[Aim]:
Copy out the lines from the line with "- tree-item-l-road[interactable]: L-Road: [152, 366, 265, 392]" up to and including the line with "- tree-connector: [234, 256, 244, 258]", unchanged.

[Information given]:
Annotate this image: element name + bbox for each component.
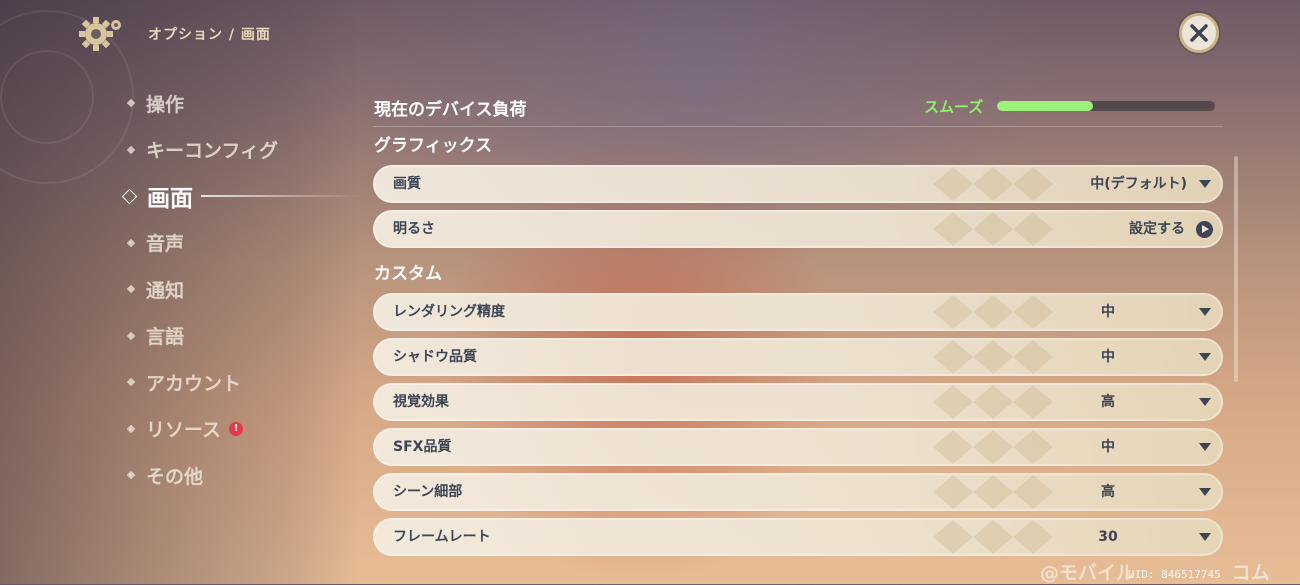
bullet-diamond-icon (126, 238, 136, 247)
row-ornament (933, 520, 1053, 554)
chevron-down-icon (1199, 398, 1211, 406)
device-load-meter: 現在のデバイス負荷 スムーズ (373, 90, 1223, 127)
setting-value: 中(デフォルト) (1090, 176, 1187, 192)
setting-label: シーン細部 (393, 484, 463, 500)
bullet-diamond-icon (126, 471, 136, 480)
decorative-emblem-inner (0, 50, 94, 144)
nav-item-language[interactable]: 言語 (126, 313, 361, 360)
watermark-text: @モバイル (1040, 562, 1136, 584)
device-load-label: 現在のデバイス負荷 (374, 100, 527, 120)
scrollbar[interactable] (1234, 156, 1238, 382)
settings-nav: 操作 キーコンフィグ 画面 音声 通知 言語 アカウント リソース ! その他 (121, 80, 361, 499)
nav-item-label: 言語 (146, 326, 185, 349)
nav-item-label: 通知 (146, 279, 185, 302)
setting-label: フレームレート (393, 529, 491, 545)
bullet-diamond-icon (126, 424, 136, 433)
setting-row-sfx-quality[interactable]: SFX品質 中 (373, 428, 1223, 466)
bullet-diamond-icon (126, 99, 136, 108)
row-ornament (933, 430, 1053, 464)
setting-value: 設定する (1129, 221, 1185, 237)
nav-item-label: リソース (146, 419, 222, 442)
setting-label: 明るさ (393, 221, 435, 237)
row-ornament (933, 295, 1053, 329)
header: オプション / 画面 (78, 14, 271, 54)
chevron-down-icon (1199, 443, 1211, 451)
device-load-bar (997, 101, 1215, 111)
setting-label: 視覚効果 (393, 394, 449, 410)
gear-icon (79, 17, 121, 51)
setting-value: 高 (1101, 484, 1115, 500)
nav-item-display[interactable]: 画面 (121, 173, 361, 220)
setting-value: 中 (1101, 304, 1115, 320)
nav-item-other[interactable]: その他 (126, 452, 361, 499)
setting-value: 30 (1098, 529, 1118, 545)
nav-item-label: 操作 (146, 93, 185, 116)
setting-label: SFX品質 (393, 439, 452, 455)
nav-item-key-config[interactable]: キーコンフィグ (126, 127, 361, 174)
row-ornament (933, 475, 1053, 509)
setting-value: 中 (1101, 439, 1115, 455)
alert-badge: ! (229, 421, 244, 436)
chevron-down-icon (1199, 488, 1211, 496)
setting-label: シャドウ品質 (393, 349, 477, 365)
close-button[interactable] (1179, 13, 1219, 53)
chevron-down-icon (1199, 533, 1211, 541)
device-load-bar-fill (997, 101, 1093, 111)
setting-row-frame-rate[interactable]: フレームレート 30 (373, 518, 1223, 556)
nav-item-controls[interactable]: 操作 (126, 80, 361, 127)
section-title-graphics: グラフィックス (374, 136, 493, 156)
setting-row-render-resolution[interactable]: レンダリング精度 中 (373, 293, 1223, 331)
play-arrow-icon (1196, 221, 1213, 238)
active-sparkle (201, 195, 361, 198)
breadcrumb: オプション / 画面 (148, 27, 271, 43)
row-ornament (933, 167, 1053, 201)
nav-item-resources[interactable]: リソース ! (126, 406, 361, 453)
setting-label: レンダリング精度 (393, 304, 505, 320)
row-ornament (933, 385, 1053, 419)
setting-row-scene-detail[interactable]: シーン細部 高 (373, 473, 1223, 511)
nav-item-label: キーコンフィグ (146, 140, 279, 163)
setting-value: 高 (1101, 394, 1115, 410)
nav-item-label: アカウント (146, 372, 242, 395)
setting-label: 画質 (393, 176, 421, 192)
setting-row-quality[interactable]: 画質 中(デフォルト) (373, 165, 1223, 203)
nav-item-notifications[interactable]: 通知 (126, 266, 361, 313)
setting-value: 中 (1101, 349, 1115, 365)
bullet-diamond-icon (126, 145, 136, 154)
close-icon (1190, 24, 1208, 42)
bullet-diamond-icon (126, 331, 136, 340)
chevron-down-icon (1199, 308, 1211, 316)
nav-item-label: その他 (146, 465, 204, 488)
chevron-down-icon (1199, 353, 1211, 361)
row-ornament (933, 212, 1053, 246)
bullet-diamond-icon (126, 378, 136, 387)
section-title-custom: カスタム (374, 264, 442, 284)
nav-item-label: 音声 (146, 233, 185, 256)
uid-label: UID: 846517745 (1128, 568, 1221, 581)
nav-item-label: 画面 (147, 186, 193, 213)
setting-row-visual-effects[interactable]: 視覚効果 高 (373, 383, 1223, 421)
settings-panel: 現在のデバイス負荷 スムーズ グラフィックス 画質 中(デフォルト) 明るさ 設… (373, 90, 1223, 563)
chevron-down-icon (1199, 180, 1211, 188)
nav-item-audio[interactable]: 音声 (126, 220, 361, 267)
device-load-status: スムーズ (924, 98, 984, 116)
setting-row-brightness[interactable]: 明るさ 設定する (373, 210, 1223, 248)
setting-row-shadow-quality[interactable]: シャドウ品質 中 (373, 338, 1223, 376)
nav-item-account[interactable]: アカウント (126, 359, 361, 406)
row-ornament (933, 340, 1053, 374)
watermark-text-tail: コム (1231, 562, 1270, 584)
bullet-diamond-icon (126, 285, 136, 294)
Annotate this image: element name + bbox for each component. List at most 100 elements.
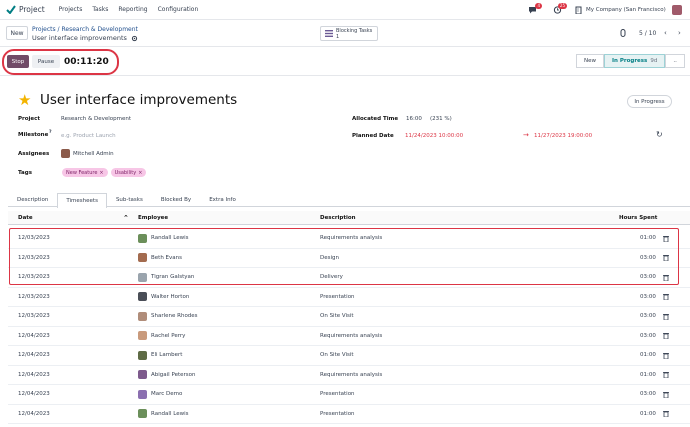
row-hours[interactable]: 01:00 xyxy=(640,372,656,378)
company-name[interactable]: My Company (San Francisco) xyxy=(586,7,666,13)
assignee-chip[interactable]: Mitchell Admin xyxy=(61,149,114,158)
stage-in-progress-days: 9d xyxy=(650,58,658,64)
row-employee[interactable]: Rachel Perry xyxy=(151,333,185,339)
tab-description[interactable]: Description xyxy=(8,193,57,206)
row-hours[interactable]: 01:00 xyxy=(640,411,656,417)
row-hours[interactable]: 03:00 xyxy=(640,391,656,397)
row-employee[interactable]: Abigail Peterson xyxy=(151,372,195,378)
breadcrumb-current: User interface improvements xyxy=(32,34,138,42)
table-row[interactable]: 12/04/2023 Abigail Peterson Requirements a… xyxy=(8,366,690,385)
menu-projects[interactable]: Projects xyxy=(59,6,83,13)
planned-start-field[interactable]: 11/24/2023 10:00:00 xyxy=(405,133,463,139)
tag-chip[interactable]: Usability × xyxy=(110,168,147,177)
task-status-button[interactable]: In Progress xyxy=(627,95,672,108)
milestone-field[interactable]: e.g. Product Launch xyxy=(61,133,116,139)
close-icon[interactable]: × xyxy=(99,170,103,176)
help-icon[interactable]: ? xyxy=(49,130,52,135)
paperclip-icon xyxy=(620,29,626,37)
company-switcher[interactable] xyxy=(575,6,582,16)
gear-icon[interactable] xyxy=(131,35,138,42)
row-description[interactable]: Presentation xyxy=(320,391,355,397)
tab-extra-info[interactable]: Extra Info xyxy=(200,193,245,206)
tab-blocked-by[interactable]: Blocked By xyxy=(152,193,200,206)
priority-star-icon[interactable]: ★ xyxy=(18,91,31,109)
pager-next-icon[interactable]: › xyxy=(678,29,681,37)
trash-icon[interactable] xyxy=(663,352,669,359)
top-navbar: Project Projects Tasks Reporting Configu… xyxy=(0,0,690,20)
row-description[interactable]: Requirements analysis xyxy=(320,372,382,378)
row-hours[interactable]: 03:00 xyxy=(640,313,656,319)
menu-tasks[interactable]: Tasks xyxy=(92,6,108,13)
row-employee[interactable]: Marc Demo xyxy=(151,391,182,397)
row-date[interactable]: 12/04/2023 xyxy=(18,391,50,397)
column-employee[interactable]: Employee xyxy=(138,215,168,221)
row-date[interactable]: 12/04/2023 xyxy=(18,333,50,339)
table-row[interactable]: 12/04/2023 Marc Demo Presentation 03:00 xyxy=(8,385,690,405)
row-employee[interactable]: Sharlene Rhodes xyxy=(151,313,198,319)
close-icon[interactable]: × xyxy=(138,170,142,176)
row-description[interactable]: On Site Visit xyxy=(320,352,354,358)
row-hours[interactable]: 01:00 xyxy=(640,352,656,358)
attachment-button[interactable] xyxy=(620,29,626,39)
timer-highlight-ring xyxy=(2,49,119,75)
stage-new[interactable]: New xyxy=(576,54,604,68)
row-description[interactable]: Requirements analysis xyxy=(320,333,382,339)
table-row[interactable]: 12/03/2023 Walter Horton Presentation 03:00 xyxy=(8,288,690,307)
row-hours[interactable]: 03:00 xyxy=(640,294,656,300)
employee-avatar xyxy=(138,292,147,302)
trash-icon[interactable] xyxy=(663,332,669,340)
row-date[interactable]: 12/03/2023 xyxy=(18,294,50,300)
row-date[interactable]: 12/04/2023 xyxy=(18,352,50,358)
table-row[interactable]: 12/04/2023 Rachel Perry Requirements analy… xyxy=(8,327,690,346)
row-date[interactable]: 12/03/2023 xyxy=(18,313,50,319)
row-date[interactable]: 12/04/2023 xyxy=(18,372,50,378)
activity-button[interactable]: 25 xyxy=(553,3,567,16)
trash-icon[interactable] xyxy=(663,410,669,418)
chat-button[interactable]: 4 xyxy=(528,3,542,16)
table-row[interactable]: 12/04/2023 Eli Lambert On Site Visit 01:00 xyxy=(8,346,690,366)
employee-avatar xyxy=(138,350,147,360)
tags-field[interactable]: New Feature × Usability × xyxy=(62,168,149,177)
stage-more-button[interactable]: .. xyxy=(665,54,685,68)
table-row[interactable]: 12/03/2023 Sharlene Rhodes On Site Visit 03… xyxy=(8,307,690,327)
new-button[interactable]: New xyxy=(6,26,28,40)
row-description[interactable]: On Site Visit xyxy=(320,313,354,319)
row-hours[interactable]: 03:00 xyxy=(640,333,656,339)
table-row[interactable]: 12/04/2023 Randall Lewis Presentation 01:00 xyxy=(8,405,690,424)
task-title[interactable]: User interface improvements xyxy=(40,92,237,108)
tag-chip[interactable]: New Feature × xyxy=(62,168,108,177)
row-employee[interactable]: Walter Horton xyxy=(151,294,189,300)
trash-icon[interactable] xyxy=(663,371,669,379)
tab-timesheets[interactable]: Timesheets xyxy=(57,193,107,208)
notebook-tabs: Description Timesheets Sub-tasks Blocked… xyxy=(8,193,690,208)
planned-end-field[interactable]: 11/27/2023 19:00:00 xyxy=(534,133,592,139)
blocking-tasks-count: 1 xyxy=(336,33,340,40)
stage-in-progress[interactable]: In Progress 9d xyxy=(604,54,666,68)
row-description[interactable]: Presentation xyxy=(320,294,355,300)
row-description[interactable]: Presentation xyxy=(320,411,355,417)
column-date[interactable]: Date xyxy=(18,215,33,221)
breadcrumb-parent[interactable]: Projects / Research & Development xyxy=(32,26,138,33)
allocated-time-field[interactable]: 16:00 xyxy=(406,116,422,122)
trash-icon[interactable] xyxy=(663,293,669,301)
refresh-icon[interactable]: ↻ xyxy=(656,130,663,139)
app-brand[interactable]: Project xyxy=(6,5,45,14)
trash-icon[interactable] xyxy=(663,313,669,320)
sort-up-icon[interactable]: ⌃ xyxy=(123,214,129,222)
menu-configuration[interactable]: Configuration xyxy=(158,6,199,13)
pager-prev-icon[interactable]: ‹ xyxy=(664,29,667,37)
row-date[interactable]: 12/04/2023 xyxy=(18,411,50,417)
tags-label: Tags xyxy=(18,170,32,176)
menu-reporting[interactable]: Reporting xyxy=(118,6,147,13)
column-description[interactable]: Description xyxy=(320,215,356,221)
trash-icon[interactable] xyxy=(663,391,669,398)
column-hours-spent[interactable]: Hours Spent xyxy=(619,215,657,221)
user-avatar[interactable] xyxy=(672,5,682,15)
pager-value[interactable]: 5 / 10 xyxy=(639,30,656,37)
tab-sub-tasks[interactable]: Sub-tasks xyxy=(107,193,152,206)
list-icon xyxy=(325,30,333,37)
row-employee[interactable]: Randall Lewis xyxy=(151,411,188,417)
project-field[interactable]: Research & Development xyxy=(61,116,131,122)
row-employee[interactable]: Eli Lambert xyxy=(151,352,182,358)
blocking-tasks-button[interactable]: Blocking Tasks 1 xyxy=(320,26,378,41)
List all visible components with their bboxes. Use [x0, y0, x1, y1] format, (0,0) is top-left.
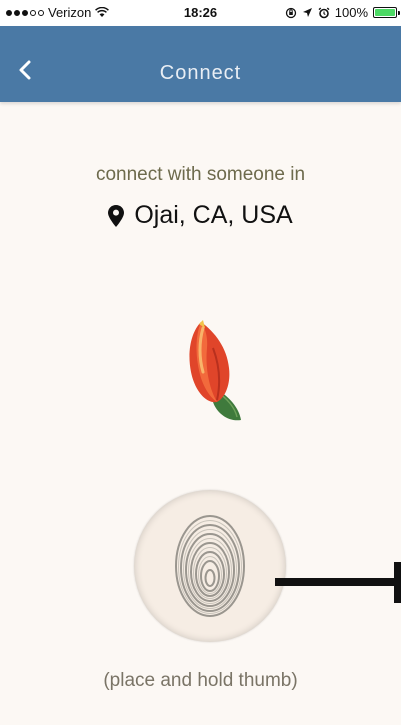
- status-bar: Verizon 18:26 100%: [0, 0, 401, 26]
- arrow-end-bar: [394, 562, 401, 603]
- battery-icon: [373, 7, 400, 18]
- battery-tip: [398, 11, 400, 15]
- map-pin-icon: [108, 204, 125, 227]
- battery-percent: 100%: [334, 5, 368, 20]
- alarm-icon: [318, 6, 330, 18]
- nav-bar: Connect: [0, 26, 401, 102]
- connect-prompt: connect with someone in: [95, 164, 306, 185]
- tulip-bud-icon: [189, 320, 241, 421]
- arrow-line: [275, 578, 397, 586]
- page-title: Connect: [159, 62, 242, 84]
- orientation-lock-icon: [285, 7, 296, 18]
- status-right: 100%: [285, 5, 400, 20]
- fingerprint-icon: [175, 515, 245, 617]
- battery-fill: [375, 9, 395, 16]
- location-label: Ojai, CA, USA: [134, 201, 293, 229]
- thumb-scan-button[interactable]: [134, 490, 286, 642]
- hold-thumb-hint: (place and hold thumb): [103, 670, 298, 691]
- location-row: Ojai, CA, USA: [0, 201, 401, 230]
- location-arrow-icon: [302, 8, 312, 17]
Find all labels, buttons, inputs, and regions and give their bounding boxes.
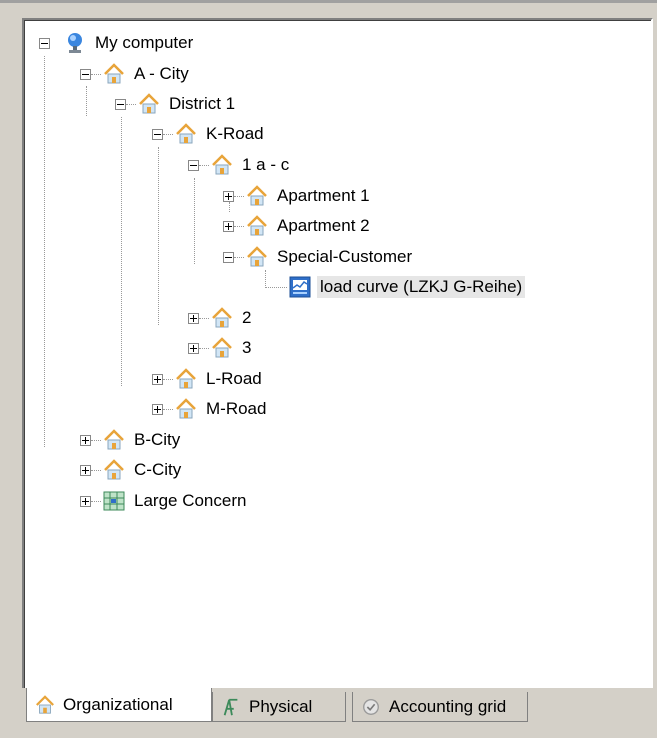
- tree-item-l-road[interactable]: L-Road: [152, 366, 265, 392]
- collapse-toggle[interactable]: [152, 128, 163, 140]
- tree-item-label: 3: [242, 338, 252, 357]
- app-window: My computer A - City District 1 K-Road 1…: [0, 0, 657, 738]
- tree-canvas: My computer A - City District 1 K-Road 1…: [24, 20, 651, 689]
- expand-toggle[interactable]: [223, 190, 234, 202]
- tree-connector: [163, 378, 173, 380]
- tab-label: Physical: [249, 696, 313, 716]
- tree-item-label: District 1: [169, 94, 236, 113]
- tab-label: Accounting grid: [389, 696, 507, 716]
- house-icon: [212, 307, 232, 328]
- tree-item-label: 2: [242, 308, 252, 327]
- tree-item-label: B-City: [134, 430, 181, 449]
- tree-connector: [199, 347, 209, 349]
- tree-item-3[interactable]: 3: [188, 335, 254, 361]
- house-icon: [104, 63, 124, 84]
- tree-connector: [126, 103, 136, 105]
- tree-item-2[interactable]: 2: [188, 305, 254, 331]
- tree-item-apartment-2[interactable]: Apartment 2: [223, 213, 373, 239]
- tree-connector: [234, 256, 244, 258]
- tree-item-label: M-Road: [206, 399, 267, 418]
- house-icon: [212, 154, 232, 175]
- expand-toggle[interactable]: [188, 312, 199, 324]
- tab-accounting-grid[interactable]: Accounting grid: [352, 692, 528, 722]
- tree-item-apartment-1[interactable]: Apartment 1: [223, 183, 373, 209]
- tree-item-load-curve[interactable]: load curve (LZKJ G-Reihe): [265, 274, 526, 300]
- tree-item-label: K-Road: [206, 124, 264, 143]
- tree-connector: [234, 195, 244, 197]
- house-icon: [104, 429, 124, 450]
- house-icon: [212, 337, 232, 358]
- tree-connector: [163, 408, 173, 410]
- tree-connector: [199, 317, 209, 319]
- tree-item-district-1[interactable]: District 1: [115, 91, 238, 117]
- house-icon: [247, 185, 267, 206]
- collapse-toggle[interactable]: [188, 159, 199, 171]
- tree-view[interactable]: My computer A - City District 1 K-Road 1…: [22, 18, 653, 691]
- tree-line: [194, 178, 195, 264]
- collapse-toggle[interactable]: [115, 98, 126, 110]
- expand-toggle[interactable]: [188, 342, 199, 354]
- house-icon: [176, 123, 196, 144]
- expand-toggle[interactable]: [152, 373, 163, 385]
- tree-item-k-road[interactable]: K-Road: [152, 121, 267, 147]
- tree-item-label: A - City: [134, 64, 189, 83]
- tree-item-label: Apartment 1: [277, 186, 370, 205]
- house-icon: [247, 215, 267, 236]
- tree-item-b-city[interactable]: B-City: [80, 427, 183, 453]
- tree-connector: [91, 469, 101, 471]
- expand-toggle[interactable]: [80, 464, 91, 476]
- tree-connector: [234, 225, 244, 227]
- tree-item-a-city[interactable]: A - City: [80, 61, 192, 87]
- tab-bar: Organizational Physical Accounting grid: [0, 688, 657, 738]
- collapse-toggle[interactable]: [223, 251, 234, 263]
- top-border: [0, 0, 657, 3]
- tree-item-label: load curve (LZKJ G-Reihe): [317, 276, 526, 298]
- tree-item-my-computer[interactable]: My computer: [39, 30, 196, 56]
- expand-toggle[interactable]: [80, 495, 91, 507]
- physical-grid-icon: [223, 698, 238, 715]
- collapse-toggle[interactable]: [80, 68, 91, 80]
- tree-item-m-road[interactable]: M-Road: [152, 396, 269, 422]
- house-icon: [104, 459, 124, 480]
- tab-organizational[interactable]: Organizational: [26, 688, 212, 722]
- tree-connector: [163, 133, 173, 135]
- expand-toggle[interactable]: [152, 403, 163, 415]
- tree-item-label: Special-Customer: [277, 247, 413, 266]
- house-icon: [247, 246, 267, 267]
- tab-physical[interactable]: Physical: [212, 692, 346, 722]
- tree-line: [121, 117, 122, 386]
- tree-connector: [199, 164, 209, 166]
- tree-item-label: L-Road: [206, 369, 262, 388]
- tree-connector: [91, 73, 101, 75]
- tree-item-large-concern[interactable]: Large Concern: [80, 488, 249, 514]
- tree-item-label: 1 a - c: [242, 155, 290, 174]
- tree-item-label: Apartment 2: [277, 216, 370, 235]
- expand-toggle[interactable]: [223, 220, 234, 232]
- collapse-toggle[interactable]: [39, 37, 50, 49]
- tree-item-label: Large Concern: [134, 491, 247, 510]
- house-icon: [36, 694, 54, 714]
- load-curve-icon: [289, 276, 311, 298]
- tree-item-label: My computer: [95, 33, 194, 52]
- tree-line: [44, 56, 45, 447]
- house-icon: [176, 398, 196, 419]
- accounting-grid-icon: [363, 698, 379, 715]
- tree-item-special-customer[interactable]: Special-Customer: [223, 244, 415, 270]
- computer-icon: [68, 33, 82, 53]
- concern-map-icon: [103, 491, 125, 511]
- tree-connector: [91, 500, 101, 502]
- tree-item-label: C-City: [134, 460, 182, 479]
- house-icon: [139, 93, 159, 114]
- tree-connector: [265, 286, 287, 288]
- tree-line: [86, 86, 87, 116]
- house-icon: [176, 368, 196, 389]
- tree-item-1-a-c[interactable]: 1 a - c: [188, 152, 292, 178]
- tree-line: [158, 147, 159, 325]
- expand-toggle[interactable]: [80, 434, 91, 446]
- tree-item-c-city[interactable]: C-City: [80, 457, 184, 483]
- tree-connector: [91, 439, 101, 441]
- tab-label: Organizational: [63, 694, 173, 714]
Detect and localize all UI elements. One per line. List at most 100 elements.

[The answer]:
- tree-item-l-road[interactable]: L-Road: [152, 366, 265, 392]
- collapse-toggle[interactable]: [152, 128, 163, 140]
- tree-item-label: 3: [242, 338, 252, 357]
- app-window: My computer A - City District 1 K-Road 1…: [0, 0, 657, 738]
- tree-canvas: My computer A - City District 1 K-Road 1…: [24, 20, 651, 689]
- expand-toggle[interactable]: [223, 190, 234, 202]
- tree-connector: [163, 378, 173, 380]
- tab-label: Physical: [249, 696, 313, 716]
- tree-item-label: District 1: [169, 94, 236, 113]
- tab-label: Accounting grid: [389, 696, 507, 716]
- house-icon: [212, 307, 232, 328]
- tree-item-label: 2: [242, 308, 252, 327]
- tree-item-label: B-City: [134, 430, 181, 449]
- tree-connector: [199, 347, 209, 349]
- tree-item-3[interactable]: 3: [188, 335, 254, 361]
- house-icon: [104, 63, 124, 84]
- tree-connector: [126, 103, 136, 105]
- tree-item-2[interactable]: 2: [188, 305, 254, 331]
- tree-item-apartment-2[interactable]: Apartment 2: [223, 213, 373, 239]
- tree-connector: [234, 256, 244, 258]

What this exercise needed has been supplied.